- [What is asked]: Extract the complete listing and output it unchanged.

- [Exercise data]:
------------------------------------------------

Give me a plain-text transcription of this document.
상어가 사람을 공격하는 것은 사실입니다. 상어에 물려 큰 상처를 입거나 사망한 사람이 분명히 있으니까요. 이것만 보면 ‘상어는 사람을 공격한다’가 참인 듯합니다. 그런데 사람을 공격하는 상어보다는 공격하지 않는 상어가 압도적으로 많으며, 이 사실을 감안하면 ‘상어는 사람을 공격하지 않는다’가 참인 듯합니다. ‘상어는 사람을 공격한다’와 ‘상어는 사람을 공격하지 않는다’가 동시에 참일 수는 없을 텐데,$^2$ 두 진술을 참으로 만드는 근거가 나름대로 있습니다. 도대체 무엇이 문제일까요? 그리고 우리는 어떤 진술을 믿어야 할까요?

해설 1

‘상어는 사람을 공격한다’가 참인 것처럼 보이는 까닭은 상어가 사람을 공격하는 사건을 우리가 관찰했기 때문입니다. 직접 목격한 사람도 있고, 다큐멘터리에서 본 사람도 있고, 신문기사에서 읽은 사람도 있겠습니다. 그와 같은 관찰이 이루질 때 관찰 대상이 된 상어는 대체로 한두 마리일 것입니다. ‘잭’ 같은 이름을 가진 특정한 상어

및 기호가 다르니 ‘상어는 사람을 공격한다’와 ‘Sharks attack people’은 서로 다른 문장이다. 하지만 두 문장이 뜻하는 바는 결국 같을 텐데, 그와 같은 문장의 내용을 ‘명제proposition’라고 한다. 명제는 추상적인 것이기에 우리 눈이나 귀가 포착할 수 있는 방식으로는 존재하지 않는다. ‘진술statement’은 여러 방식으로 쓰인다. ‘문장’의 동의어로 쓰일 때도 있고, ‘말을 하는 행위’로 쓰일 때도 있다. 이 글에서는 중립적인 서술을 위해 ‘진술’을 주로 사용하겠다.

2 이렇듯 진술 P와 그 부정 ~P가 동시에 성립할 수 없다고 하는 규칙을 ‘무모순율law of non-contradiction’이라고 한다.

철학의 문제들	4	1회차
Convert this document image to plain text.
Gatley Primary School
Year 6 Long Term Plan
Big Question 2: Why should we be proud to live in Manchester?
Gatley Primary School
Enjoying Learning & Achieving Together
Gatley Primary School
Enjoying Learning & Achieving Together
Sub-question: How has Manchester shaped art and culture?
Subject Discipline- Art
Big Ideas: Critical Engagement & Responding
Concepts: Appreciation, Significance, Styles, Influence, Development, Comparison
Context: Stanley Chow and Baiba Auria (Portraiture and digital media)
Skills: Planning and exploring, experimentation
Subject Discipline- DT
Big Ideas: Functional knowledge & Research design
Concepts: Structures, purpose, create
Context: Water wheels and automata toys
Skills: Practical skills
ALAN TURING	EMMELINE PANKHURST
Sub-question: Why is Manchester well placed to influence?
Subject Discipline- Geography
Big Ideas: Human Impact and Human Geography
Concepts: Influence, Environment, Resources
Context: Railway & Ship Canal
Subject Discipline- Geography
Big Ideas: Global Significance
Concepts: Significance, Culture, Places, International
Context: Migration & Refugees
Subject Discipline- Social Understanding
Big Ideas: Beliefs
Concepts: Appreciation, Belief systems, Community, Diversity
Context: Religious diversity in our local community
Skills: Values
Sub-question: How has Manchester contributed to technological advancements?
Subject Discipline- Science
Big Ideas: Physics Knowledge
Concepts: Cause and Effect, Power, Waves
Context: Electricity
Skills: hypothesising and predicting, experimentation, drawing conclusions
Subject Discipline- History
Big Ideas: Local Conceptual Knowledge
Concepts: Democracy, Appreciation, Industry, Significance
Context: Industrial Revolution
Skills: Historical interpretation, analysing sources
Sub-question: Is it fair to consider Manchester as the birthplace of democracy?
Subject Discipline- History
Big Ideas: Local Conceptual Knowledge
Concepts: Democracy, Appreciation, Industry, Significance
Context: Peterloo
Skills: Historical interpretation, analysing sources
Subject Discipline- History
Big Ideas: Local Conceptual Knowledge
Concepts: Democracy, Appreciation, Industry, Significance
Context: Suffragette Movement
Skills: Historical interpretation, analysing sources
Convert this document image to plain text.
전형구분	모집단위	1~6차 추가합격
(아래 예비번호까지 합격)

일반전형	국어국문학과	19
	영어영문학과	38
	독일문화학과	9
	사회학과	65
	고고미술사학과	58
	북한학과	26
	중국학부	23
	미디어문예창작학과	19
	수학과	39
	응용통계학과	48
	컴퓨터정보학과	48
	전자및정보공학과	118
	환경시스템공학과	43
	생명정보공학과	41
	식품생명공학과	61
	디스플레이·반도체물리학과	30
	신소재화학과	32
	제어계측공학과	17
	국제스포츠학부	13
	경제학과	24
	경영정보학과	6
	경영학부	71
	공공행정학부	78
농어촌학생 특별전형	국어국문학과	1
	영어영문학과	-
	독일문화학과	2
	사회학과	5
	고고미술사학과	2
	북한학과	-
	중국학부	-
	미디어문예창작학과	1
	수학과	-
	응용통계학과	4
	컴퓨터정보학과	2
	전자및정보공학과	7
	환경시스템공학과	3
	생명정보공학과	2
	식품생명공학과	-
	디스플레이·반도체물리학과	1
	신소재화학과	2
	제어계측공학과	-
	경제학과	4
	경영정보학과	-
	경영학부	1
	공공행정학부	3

------------------------------------------------

- [Solution to the problem]:
Give me a plain-text transcription of this document.
상어가 사람을 공격하는 것은 사실입니다. 상어에 물려 큰 상처를 입거나 사망한 사람이 분명히 있으니까요. 이것만 보면 ‘상어는 사람을 공격한다’가 참인 듯합니다. 그런데 사람을 공격하는 상어보다는 공격하지 않는 상어가 압도적으로 많으며, 이 사실을 감안하면 ‘상어는 사람을 공격하지 않는다’가 참인 듯합니다. ‘상어는 사람을 공격한다’와 ‘상어는 사람을 공격하지 않는다’가 동시에 참일 수는 없을 텐데,$^2$ 두 진술을 참으로 만드는 근거가 나름대로 있습니다. 도대체 무엇이 문제일까요? 그리고 우리는 어떤 진술을 믿어야 할까요?

해설 1

‘상어는 사람을 공격한다’가 참인 것처럼 보이는 까닭은 상어가 사람을 공격하는 사건을 우리가 관찰했기 때문입니다. 직접 목격한 사람도 있고, 다큐멘터리에서 본 사람도 있고, 신문기사에서 읽은 사람도 있겠습니다. 그와 같은 관찰이 이루질 때 관찰 대상이 된 상어는 대체로 한두 마리일 것입니다. ‘잭’ 같은 이름을 가진 특정한 상어

및 기호가 다르니 ‘상어는 사람을 공격한다’와 ‘Sharks attack people’은 서로 다른 문장이다. 하지만 두 문장이 뜻하는 바는 결국 같을 텐데, 그와 같은 문장의 내용을 ‘명제proposition’라고 한다. 명제는 추상적인 것이기에 우리 눈이나 귀가 포착할 수 있는 방식으로는 존재하지 않는다. ‘진술statement’은 여러 방식으로 쓰인다. ‘문장’의 동의어로 쓰일 때도 있고, ‘말을 하는 행위’로 쓰일 때도 있다. 이 글에서는 중립적인 서술을 위해 ‘진술’을 주로 사용하겠다.

2 이렇듯 진술 P와 그 부정 ~P가 동시에 성립할 수 없다고 하는 규칙을 ‘무모순율law of non-contradiction’이라고 한다.

철학의 문제들	4	1회차
Convert this document image to plain text.
Gatley Primary School
Year 6 Long Term Plan
Big Question 2: Why should we be proud to live in Manchester?
Gatley Primary School
Enjoying Learning & Achieving Together
Gatley Primary School
Enjoying Learning & Achieving Together
Sub-question: How has Manchester shaped art and culture?
Subject Discipline- Art
Big Ideas: Critical Engagement & Responding
Concepts: Appreciation, Significance, Styles, Influence, Development, Comparison
Context: Stanley Chow and Baiba Auria (Portraiture and digital media)
Skills: Planning and exploring, experimentation
Subject Discipline- DT
Big Ideas: Functional knowledge & Research design
Concepts: Structures, purpose, create
Context: Water wheels and automata toys
Skills: Practical skills
ALAN TURING	EMMELINE PANKHURST
Sub-question: Why is Manchester well placed to influence?
Subject Discipline- Geography
Big Ideas: Human Impact and Human Geography
Concepts: Influence, Environment, Resources
Context: Railway & Ship Canal
Subject Discipline- Geography
Big Ideas: Global Significance
Concepts: Significance, Culture, Places, International
Context: Migration & Refugees
Subject Discipline- Social Understanding
Big Ideas: Beliefs
Concepts: Appreciation, Belief systems, Community, Diversity
Context: Religious diversity in our local community
Skills: Values
Sub-question: How has Manchester contributed to technological advancements?
Subject Discipline- Science
Big Ideas: Physics Knowledge
Concepts: Cause and Effect, Power, Waves
Context: Electricity
Skills: hypothesising and predicting, experimentation, drawing conclusions
Subject Discipline- History
Big Ideas: Local Conceptual Knowledge
Concepts: Democracy, Appreciation, Industry, Significance
Context: Industrial Revolution
Skills: Historical interpretation, analysing sources
Sub-question: Is it fair to consider Manchester as the birthplace of democracy?
Subject Discipline- History
Big Ideas: Local Conceptual Knowledge
Concepts: Democracy, Appreciation, Industry, Significance
Context: Peterloo
Skills: Historical interpretation, analysing sources
Subject Discipline- History
Big Ideas: Local Conceptual Knowledge
Concepts: Democracy, Appreciation, Industry, Significance
Context: Suffragette Movement
Skills: Historical interpretation, analysing sources
Convert this document image to plain text.
전형구분	모집단위	1~6차 추가합격
(아래 예비번호까지 합격)

일반전형	국어국문학과	19
	영어영문학과	38
	독일문화학과	9
	사회학과	65
	고고미술사학과	58
	북한학과	26
	중국학부	23
	미디어문예창작학과	19
	수학과	39
	응용통계학과	48
	컴퓨터정보학과	48
	전자및정보공학과	118
	환경시스템공학과	43
	생명정보공학과	41
	식품생명공학과	61
	디스플레이·반도체물리학과	30
	신소재화학과	32
	제어계측공학과	17
	국제스포츠학부	13
	경제학과	24
	경영정보학과	6
	경영학부	71
	공공행정학부	78
농어촌학생 특별전형	국어국문학과	1
	영어영문학과	-
	독일문화학과	2
	사회학과	5
	고고미술사학과	2
	북한학과	-
	중국학부	-
	미디어문예창작학과	1
	수학과	-
	응용통계학과	4
	컴퓨터정보학과	2
	전자및정보공학과	7
	환경시스템공학과	3
	생명정보공학과	2
	식품생명공학과	-
	디스플레이·반도체물리학과	1
	신소재화학과	2
	제어계측공학과	-
	경제학과	4
	경영정보학과	-
	경영학부	1
	공공행정학부	3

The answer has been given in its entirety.